Instructions for the task -
Word for word, restate every line of the material.

──────────────────────────────

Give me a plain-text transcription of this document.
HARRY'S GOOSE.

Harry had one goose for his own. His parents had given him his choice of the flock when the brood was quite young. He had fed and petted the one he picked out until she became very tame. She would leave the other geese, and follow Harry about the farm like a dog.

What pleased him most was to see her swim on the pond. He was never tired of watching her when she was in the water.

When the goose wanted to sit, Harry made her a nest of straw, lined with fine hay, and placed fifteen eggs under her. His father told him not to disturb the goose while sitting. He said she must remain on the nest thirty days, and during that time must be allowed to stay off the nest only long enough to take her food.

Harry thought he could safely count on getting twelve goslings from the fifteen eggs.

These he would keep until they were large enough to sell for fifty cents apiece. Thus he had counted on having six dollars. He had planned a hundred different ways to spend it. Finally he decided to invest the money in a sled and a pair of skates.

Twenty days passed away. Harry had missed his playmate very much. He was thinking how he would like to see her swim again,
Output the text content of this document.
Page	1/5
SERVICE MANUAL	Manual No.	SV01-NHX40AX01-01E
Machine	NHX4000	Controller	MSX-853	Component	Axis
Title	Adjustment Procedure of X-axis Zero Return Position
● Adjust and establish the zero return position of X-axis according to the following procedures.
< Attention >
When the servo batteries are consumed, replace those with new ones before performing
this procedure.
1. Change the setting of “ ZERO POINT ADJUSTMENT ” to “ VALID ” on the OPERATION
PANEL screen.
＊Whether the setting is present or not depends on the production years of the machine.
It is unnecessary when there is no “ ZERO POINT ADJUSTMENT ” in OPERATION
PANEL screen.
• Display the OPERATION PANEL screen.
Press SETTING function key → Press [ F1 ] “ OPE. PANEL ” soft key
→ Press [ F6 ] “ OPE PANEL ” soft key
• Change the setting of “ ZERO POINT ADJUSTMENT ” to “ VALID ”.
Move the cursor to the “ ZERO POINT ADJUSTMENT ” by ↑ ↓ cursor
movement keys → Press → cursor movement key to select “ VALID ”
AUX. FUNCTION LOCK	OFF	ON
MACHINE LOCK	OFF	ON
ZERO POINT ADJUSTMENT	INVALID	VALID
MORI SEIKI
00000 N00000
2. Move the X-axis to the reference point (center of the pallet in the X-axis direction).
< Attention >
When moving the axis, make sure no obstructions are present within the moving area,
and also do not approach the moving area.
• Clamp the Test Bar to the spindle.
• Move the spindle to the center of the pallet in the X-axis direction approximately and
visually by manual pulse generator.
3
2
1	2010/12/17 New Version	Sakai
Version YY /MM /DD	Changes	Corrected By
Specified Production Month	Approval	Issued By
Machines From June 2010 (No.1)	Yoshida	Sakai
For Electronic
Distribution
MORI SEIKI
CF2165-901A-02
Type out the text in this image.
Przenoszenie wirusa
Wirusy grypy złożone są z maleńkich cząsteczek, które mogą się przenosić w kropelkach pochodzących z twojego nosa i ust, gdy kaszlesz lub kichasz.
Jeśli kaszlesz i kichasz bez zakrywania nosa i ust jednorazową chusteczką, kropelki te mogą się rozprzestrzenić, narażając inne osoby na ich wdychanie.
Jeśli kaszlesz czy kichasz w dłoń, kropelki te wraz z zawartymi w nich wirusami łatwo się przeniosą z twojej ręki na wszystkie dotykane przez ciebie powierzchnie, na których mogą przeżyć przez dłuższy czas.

──────────────────────────────

Written solution -
Give me a plain-text transcription of this document.
HARRY'S GOOSE.

Harry had one goose for his own. His parents had given him his choice of the flock when the brood was quite young. He had fed and petted the one he picked out until she became very tame. She would leave the other geese, and follow Harry about the farm like a dog.

What pleased him most was to see her swim on the pond. He was never tired of watching her when she was in the water.

When the goose wanted to sit, Harry made her a nest of straw, lined with fine hay, and placed fifteen eggs under her. His father told him not to disturb the goose while sitting. He said she must remain on the nest thirty days, and during that time must be allowed to stay off the nest only long enough to take her food.

Harry thought he could safely count on getting twelve goslings from the fifteen eggs.

These he would keep until they were large enough to sell for fifty cents apiece. Thus he had counted on having six dollars. He had planned a hundred different ways to spend it. Finally he decided to invest the money in a sled and a pair of skates.

Twenty days passed away. Harry had missed his playmate very much. He was thinking how he would like to see her swim again,
Output the text content of this document.
Page	1/5
SERVICE MANUAL	Manual No.	SV01-NHX40AX01-01E
Machine	NHX4000	Controller	MSX-853	Component	Axis
Title	Adjustment Procedure of X-axis Zero Return Position
● Adjust and establish the zero return position of X-axis according to the following procedures.
< Attention >
When the servo batteries are consumed, replace those with new ones before performing
this procedure.
1. Change the setting of “ ZERO POINT ADJUSTMENT ” to “ VALID ” on the OPERATION
PANEL screen.
＊Whether the setting is present or not depends on the production years of the machine.
It is unnecessary when there is no “ ZERO POINT ADJUSTMENT ” in OPERATION
PANEL screen.
• Display the OPERATION PANEL screen.
Press SETTING function key → Press [ F1 ] “ OPE. PANEL ” soft key
→ Press [ F6 ] “ OPE PANEL ” soft key
• Change the setting of “ ZERO POINT ADJUSTMENT ” to “ VALID ”.
Move the cursor to the “ ZERO POINT ADJUSTMENT ” by ↑ ↓ cursor
movement keys → Press → cursor movement key to select “ VALID ”
AUX. FUNCTION LOCK	OFF	ON
MACHINE LOCK	OFF	ON
ZERO POINT ADJUSTMENT	INVALID	VALID
MORI SEIKI
00000 N00000
2. Move the X-axis to the reference point (center of the pallet in the X-axis direction).
< Attention >
When moving the axis, make sure no obstructions are present within the moving area,
and also do not approach the moving area.
• Clamp the Test Bar to the spindle.
• Move the spindle to the center of the pallet in the X-axis direction approximately and
visually by manual pulse generator.
3
2
1	2010/12/17 New Version	Sakai
Version YY /MM /DD	Changes	Corrected By
Specified Production Month	Approval	Issued By
Machines From June 2010 (No.1)	Yoshida	Sakai
For Electronic
Distribution
MORI SEIKI
CF2165-901A-02
Type out the text in this image.
Przenoszenie wirusa
Wirusy grypy złożone są z maleńkich cząsteczek, które mogą się przenosić w kropelkach pochodzących z twojego nosa i ust, gdy kaszlesz lub kichasz.
Jeśli kaszlesz i kichasz bez zakrywania nosa i ust jednorazową chusteczką, kropelki te mogą się rozprzestrzenić, narażając inne osoby na ich wdychanie.
Jeśli kaszlesz czy kichasz w dłoń, kropelki te wraz z zawartymi w nich wirusami łatwo się przeniosą z twojej ręki na wszystkie dotykane przez ciebie powierzchnie, na których mogą przeżyć przez dłuższy czas.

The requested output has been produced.